[[ EXCERPT TO READ open ]]

Impact of a Genetic Risk Score for Coronary Artery Disease on Reducing Cardiovascular Risk: A Pilot Randomized Controlled Study.

Author information

1
Division of Cardiovascular Medicine, Cardiovascular Institute, Stanford University School of Medicine, Stanford, CA, United States.
2
Duke Clinical Research Institute, Duke University, Durham, NC, United States.
3
Division of General Medical Disciplines, Stanford University School of Medicine, Stanford, CA, United States.
4
HudsonAlpha Institute for Biotechnology, Huntsville, AL, United States.
5
Department of Genetics, Stanford University School of Medicine, Stanford, CA, United States.
6
Stanford University School of Medicine, Stanford Prevention Research Center, Stanford, CA, United States.
7
Department of Health Research and Policy, Stanford University School of Medicine, Stanford, CA, United States.
8
Department of Statistics, Stanford University School of Humanities and Sciences, Stanford, CA, United States.

Abstract

PURPOSE:

We tested whether providing a genetic risk score (GRS) for coronary artery disease (CAD) would serve as a motivator to improve adherence to risk-reducing strategies.

METHODS:

We randomized 94 participants with at least moderate risk of CAD to receive standard-of-care with (N = 49) or without (N = 45) their GRS at a subsequent 3-month follow-up visit. Our primary outcome was change in low density lipoprotein cholesterol (LDL-C) between the 3- and 6-month follow-up visits (ΔLDL-C). Secondary outcomes included other CAD risk factors, weight loss, diet, physical activity, risk perceptions, and psychological outcomes. In pre-specified analyses, we examined whether there was a greater motivational effect in participants with a higher GRS.

[[ EXCERPT TO READ closed ]]

> [WHAT IS NEEDED]:
Please reproduce everything in the coronary artery disease study from "We tested whether" down to "a higher GRS.", word for word. The material that comes next has no part in this.

[[ SUPPLIED INFORMATION open ]]

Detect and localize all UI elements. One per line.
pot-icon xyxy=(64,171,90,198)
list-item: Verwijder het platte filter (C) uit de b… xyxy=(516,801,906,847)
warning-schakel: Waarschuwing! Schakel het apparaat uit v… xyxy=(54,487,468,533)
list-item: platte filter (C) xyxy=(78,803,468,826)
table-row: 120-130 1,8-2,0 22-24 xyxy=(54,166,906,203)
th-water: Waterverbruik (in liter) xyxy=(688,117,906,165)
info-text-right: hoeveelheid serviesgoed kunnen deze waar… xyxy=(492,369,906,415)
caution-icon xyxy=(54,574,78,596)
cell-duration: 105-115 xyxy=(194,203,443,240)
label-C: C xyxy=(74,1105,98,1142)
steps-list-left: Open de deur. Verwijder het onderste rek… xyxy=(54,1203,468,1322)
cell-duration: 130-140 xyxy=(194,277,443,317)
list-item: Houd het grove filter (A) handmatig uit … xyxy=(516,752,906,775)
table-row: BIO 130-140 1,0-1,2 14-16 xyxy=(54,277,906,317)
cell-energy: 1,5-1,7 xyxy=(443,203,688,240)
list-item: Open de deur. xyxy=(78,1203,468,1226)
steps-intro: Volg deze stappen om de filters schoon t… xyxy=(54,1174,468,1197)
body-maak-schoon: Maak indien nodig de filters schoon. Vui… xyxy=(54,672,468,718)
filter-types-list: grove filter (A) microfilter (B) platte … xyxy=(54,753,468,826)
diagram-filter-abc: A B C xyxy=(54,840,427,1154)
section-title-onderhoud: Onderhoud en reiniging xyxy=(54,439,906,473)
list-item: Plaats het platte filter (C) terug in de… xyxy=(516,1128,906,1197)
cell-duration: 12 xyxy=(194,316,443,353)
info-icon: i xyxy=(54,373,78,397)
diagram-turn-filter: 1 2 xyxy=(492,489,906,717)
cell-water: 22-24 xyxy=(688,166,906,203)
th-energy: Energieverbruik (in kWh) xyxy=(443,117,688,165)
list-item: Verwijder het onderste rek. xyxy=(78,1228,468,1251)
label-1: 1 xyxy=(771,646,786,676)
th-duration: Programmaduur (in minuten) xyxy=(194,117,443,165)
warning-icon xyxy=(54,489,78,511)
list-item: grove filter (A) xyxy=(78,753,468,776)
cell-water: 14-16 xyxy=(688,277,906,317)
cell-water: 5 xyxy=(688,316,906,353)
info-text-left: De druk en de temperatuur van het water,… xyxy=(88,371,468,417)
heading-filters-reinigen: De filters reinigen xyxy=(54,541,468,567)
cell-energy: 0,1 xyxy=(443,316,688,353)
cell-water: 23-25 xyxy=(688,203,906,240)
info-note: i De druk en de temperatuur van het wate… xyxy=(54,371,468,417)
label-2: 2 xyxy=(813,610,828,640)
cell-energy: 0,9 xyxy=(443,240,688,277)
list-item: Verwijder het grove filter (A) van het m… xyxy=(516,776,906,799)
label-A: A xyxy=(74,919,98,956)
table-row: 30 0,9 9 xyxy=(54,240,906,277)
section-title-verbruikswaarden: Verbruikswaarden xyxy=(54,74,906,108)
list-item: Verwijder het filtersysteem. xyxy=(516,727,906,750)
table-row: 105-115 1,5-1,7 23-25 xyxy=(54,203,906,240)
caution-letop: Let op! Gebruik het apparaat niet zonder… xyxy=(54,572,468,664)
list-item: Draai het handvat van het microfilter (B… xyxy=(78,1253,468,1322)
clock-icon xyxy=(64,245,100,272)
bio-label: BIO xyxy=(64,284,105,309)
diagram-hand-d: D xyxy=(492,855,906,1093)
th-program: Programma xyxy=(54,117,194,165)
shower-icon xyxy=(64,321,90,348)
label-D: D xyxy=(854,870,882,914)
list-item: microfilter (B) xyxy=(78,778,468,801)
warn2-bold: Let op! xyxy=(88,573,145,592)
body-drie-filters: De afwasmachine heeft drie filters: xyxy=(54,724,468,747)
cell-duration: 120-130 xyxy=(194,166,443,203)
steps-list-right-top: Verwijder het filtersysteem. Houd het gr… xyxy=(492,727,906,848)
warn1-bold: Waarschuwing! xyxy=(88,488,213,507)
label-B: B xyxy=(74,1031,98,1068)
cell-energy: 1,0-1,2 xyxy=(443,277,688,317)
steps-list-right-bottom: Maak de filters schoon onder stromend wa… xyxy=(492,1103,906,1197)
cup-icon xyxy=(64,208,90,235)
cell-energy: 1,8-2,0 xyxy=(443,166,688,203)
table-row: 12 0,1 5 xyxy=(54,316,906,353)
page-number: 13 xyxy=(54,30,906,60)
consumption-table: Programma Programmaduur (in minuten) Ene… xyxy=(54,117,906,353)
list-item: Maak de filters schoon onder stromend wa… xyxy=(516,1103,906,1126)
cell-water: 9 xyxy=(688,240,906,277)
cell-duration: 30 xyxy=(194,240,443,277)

[[ SUPPLIED INFORMATION closed ]]

> [WORKED SOLUTION]:
We tested whether providing a genetic risk score (GRS) for coronary artery disease (CAD) would serve as a motivator to improve adherence to risk-reducing strategies.

METHODS:

We randomized 94 participants with at least moderate risk of CAD to receive standard-of-care with (N = 49) or without (N = 45) their GRS at a subsequent 3-month follow-up visit. Our primary outcome was change in low density lipoprotein cholesterol (LDL-C) between the 3- and 6-month follow-up visits (ΔLDL-C). Secondary outcomes included other CAD risk factors, weight loss, diet, physical activity, risk perceptions, and psychological outcomes. In pre-specified analyses, we examined whether there was a greater motivational effect in participants with a higher GRS.